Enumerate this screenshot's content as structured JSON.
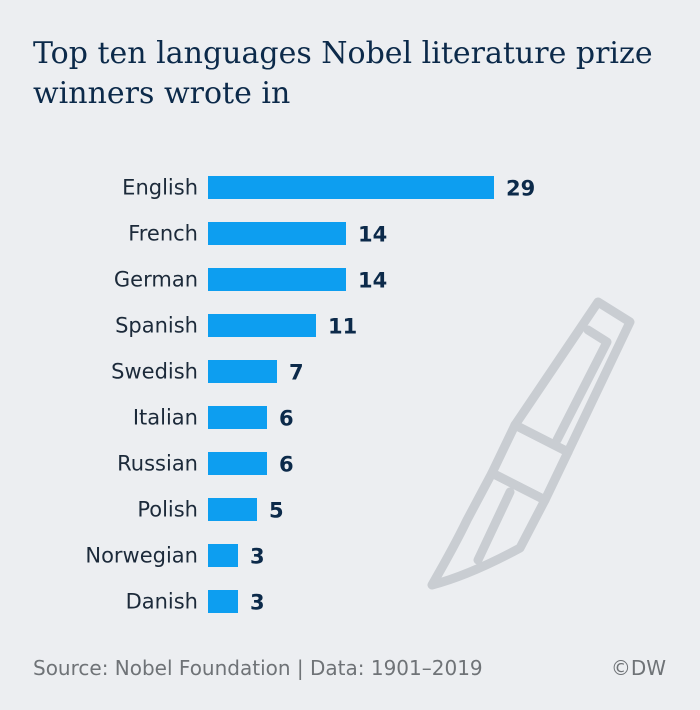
{
  "chart_data": {
    "type": "bar",
    "orientation": "horizontal",
    "title": "Top ten languages Nobel literature prize winners wrote in",
    "categories": [
      "English",
      "French",
      "German",
      "Spanish",
      "Swedish",
      "Italian",
      "Russian",
      "Polish",
      "Norwegian",
      "Danish"
    ],
    "values": [
      29,
      14,
      14,
      11,
      7,
      6,
      6,
      5,
      3,
      3
    ],
    "data_labels": [
      "29",
      "14",
      "14",
      "11",
      "7",
      "6",
      "6",
      "5",
      "3",
      "3"
    ],
    "xlabel": "",
    "ylabel": "",
    "xlim": [
      0,
      29
    ],
    "grid": false,
    "legend": "none",
    "bar_color": "#0d9ef0"
  },
  "footer": {
    "source": "Source: Nobel Foundation | Data: 1901–2019",
    "credit": "©DW"
  },
  "decoration": {
    "icon": "fountain-pen-icon",
    "color": "#c9cdd2"
  }
}
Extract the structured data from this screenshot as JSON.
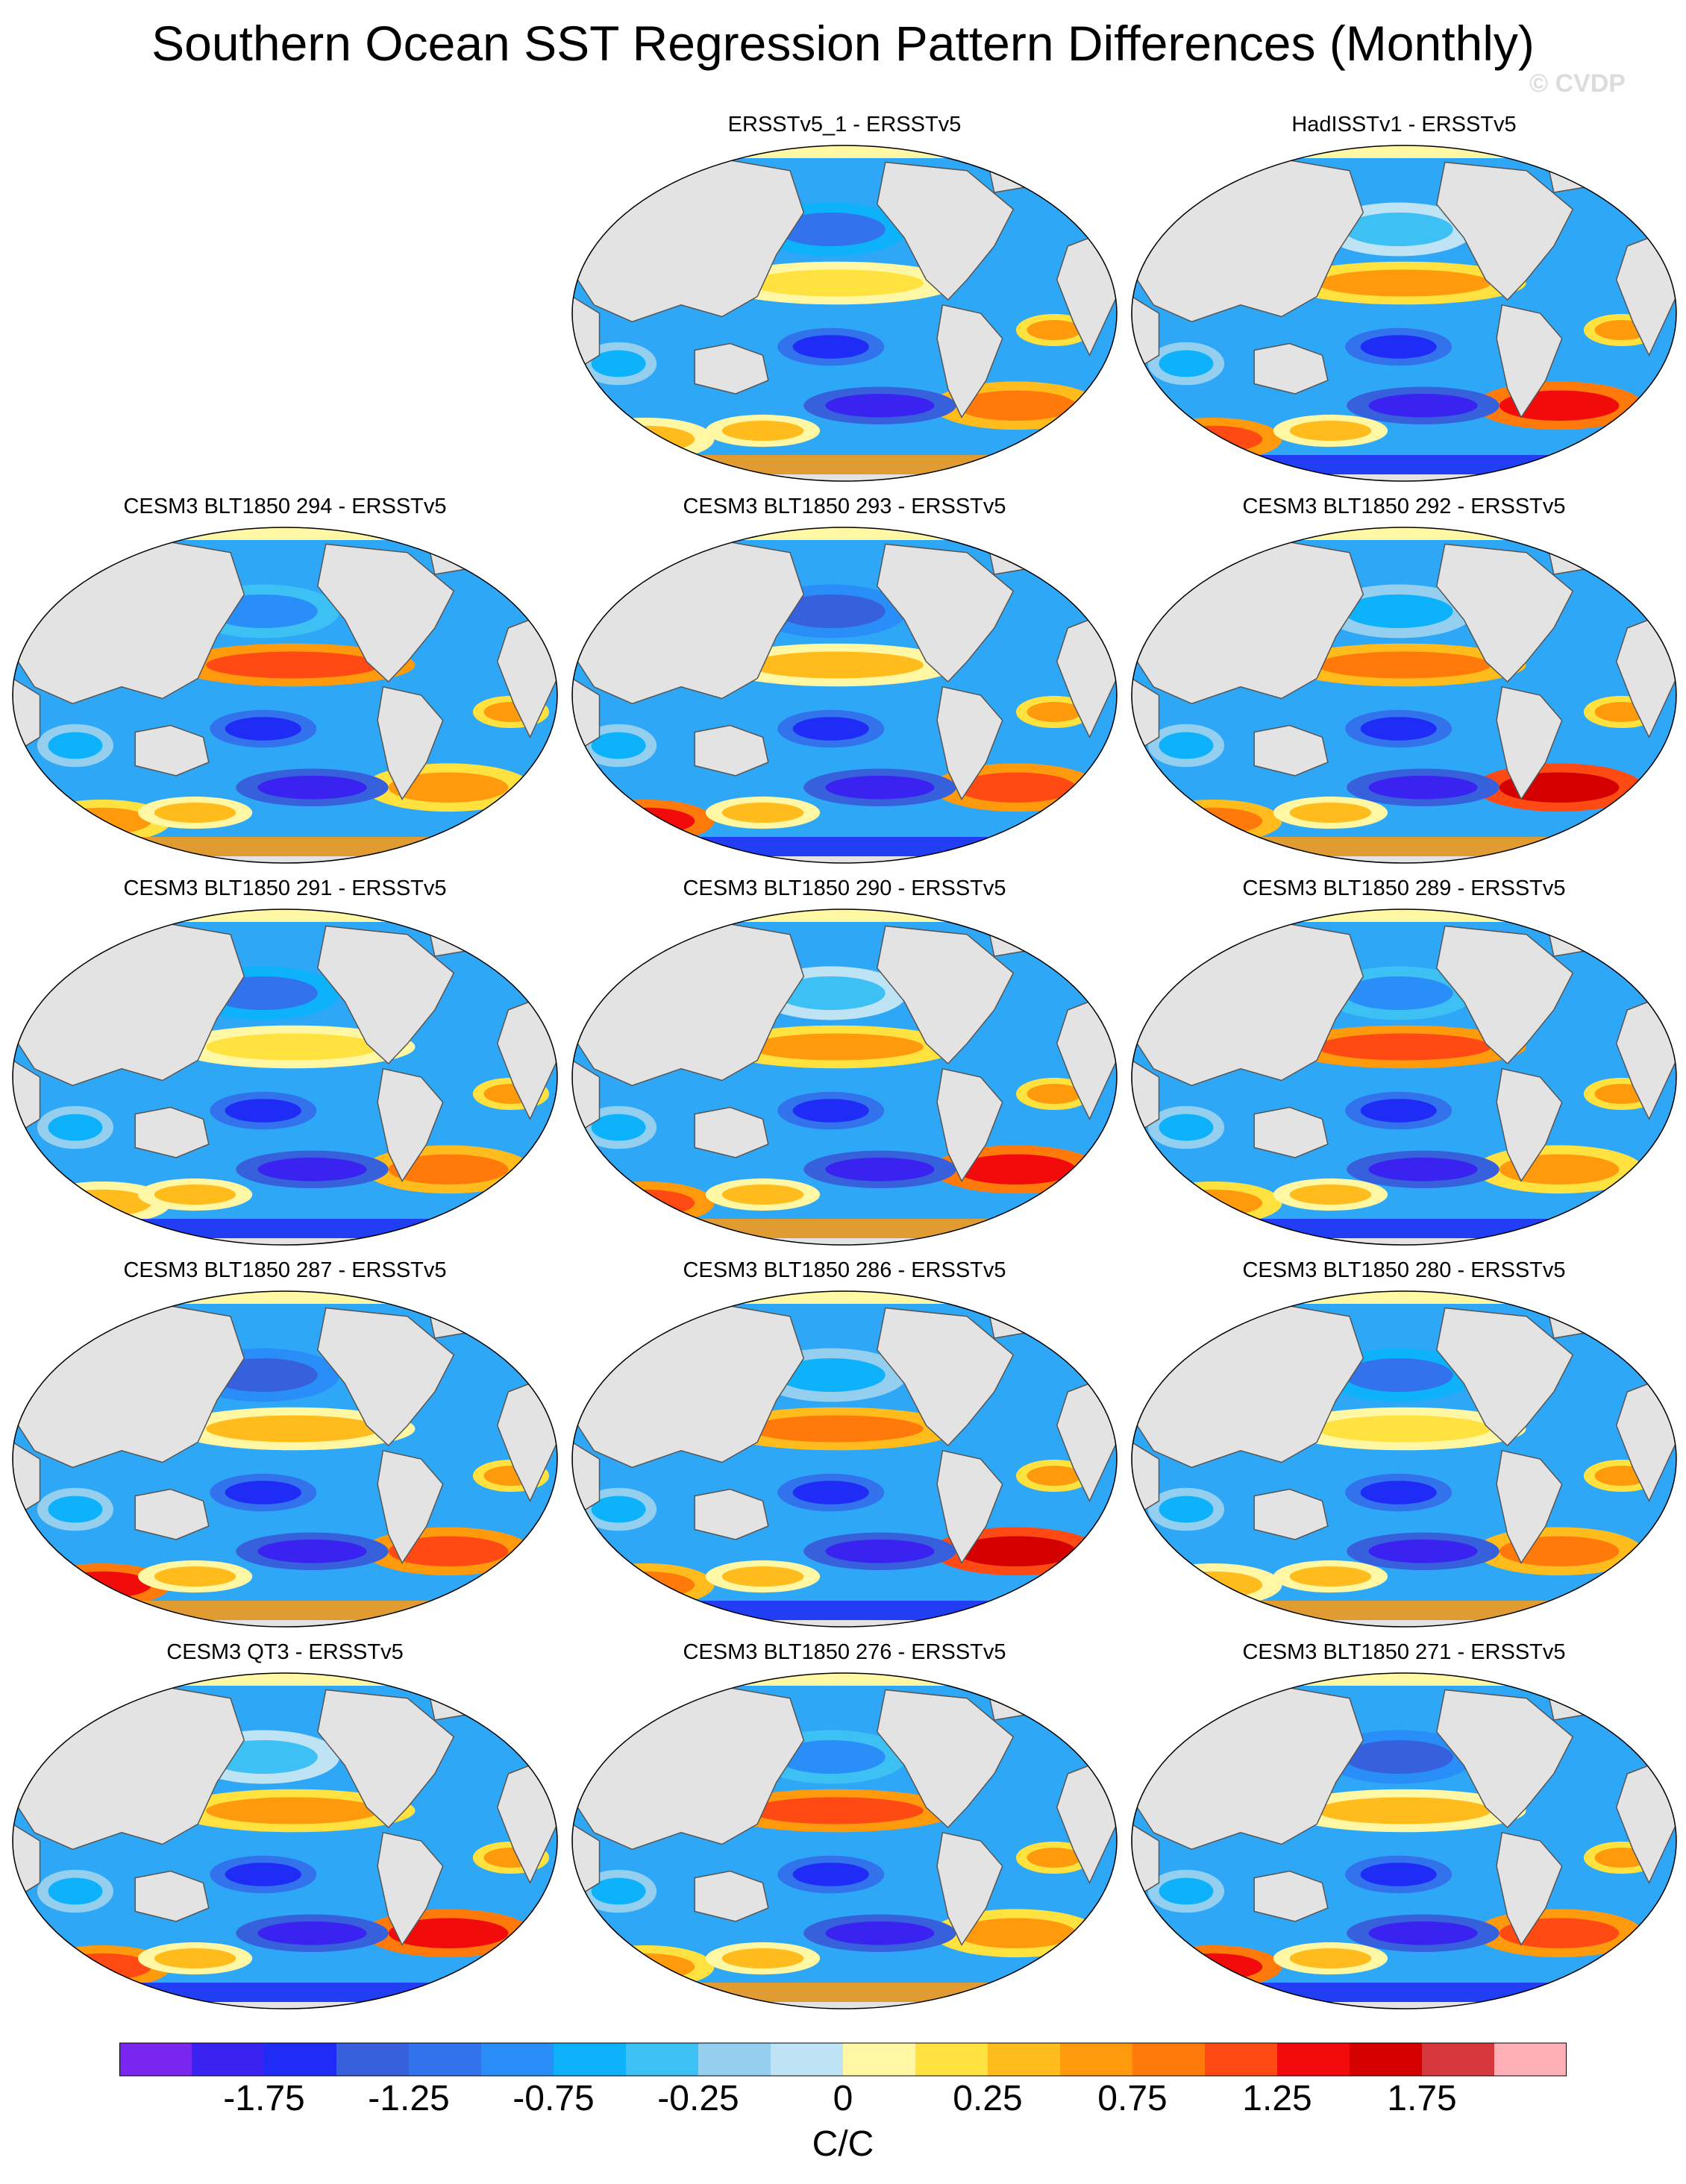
{
  "title": "Southern Ocean SST Regression Pattern Differences (Monthly)",
  "watermark": "© CVDP",
  "units": "C/C",
  "panels": [
    {
      "title": "ERSSTv5_1 - ERSSTv5"
    },
    {
      "title": "HadISSTv1 - ERSSTv5"
    },
    {
      "title": "CESM3 BLT1850 294 - ERSSTv5"
    },
    {
      "title": "CESM3 BLT1850 293 - ERSSTv5"
    },
    {
      "title": "CESM3 BLT1850 292 - ERSSTv5"
    },
    {
      "title": "CESM3 BLT1850 291 - ERSSTv5"
    },
    {
      "title": "CESM3 BLT1850 290 - ERSSTv5"
    },
    {
      "title": "CESM3 BLT1850 289 - ERSSTv5"
    },
    {
      "title": "CESM3 BLT1850 287 - ERSSTv5"
    },
    {
      "title": "CESM3 BLT1850 286 - ERSSTv5"
    },
    {
      "title": "CESM3 BLT1850 280 - ERSSTv5"
    },
    {
      "title": "CESM3 QT3 - ERSSTv5"
    },
    {
      "title": "CESM3 BLT1850 276 - ERSSTv5"
    },
    {
      "title": "CESM3 BLT1850 271 - ERSSTv5"
    }
  ],
  "colorbar": {
    "colors": [
      "#7b25f0",
      "#3a22f0",
      "#1f2cf5",
      "#3760dd",
      "#3272ec",
      "#2a8ef9",
      "#0db2fb",
      "#3dc1f5",
      "#94cff0",
      "#bde3f4",
      "#fff7a4",
      "#ffe23f",
      "#ffbc1c",
      "#ff9a0d",
      "#ff7a0a",
      "#ff4a14",
      "#f20b0b",
      "#d40000",
      "#d6383e",
      "#ffb0b7"
    ],
    "labels": [
      "-1.75",
      "-1.25",
      "-0.75",
      "-0.25",
      "0",
      "0.25",
      "0.75",
      "1.25",
      "1.75"
    ]
  },
  "colors": {
    "land": "#e3e3e3",
    "ocean_base": "#2fa7f7",
    "coast": "#555555"
  }
}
========================
= STATED EXERCISE =
Copy out every line of the listing that includes the string "this".

= EXERCISE RESULT =
Enumerate this screenshot's content as structured JSON.
Extract the structured data from this screenshot as JSON.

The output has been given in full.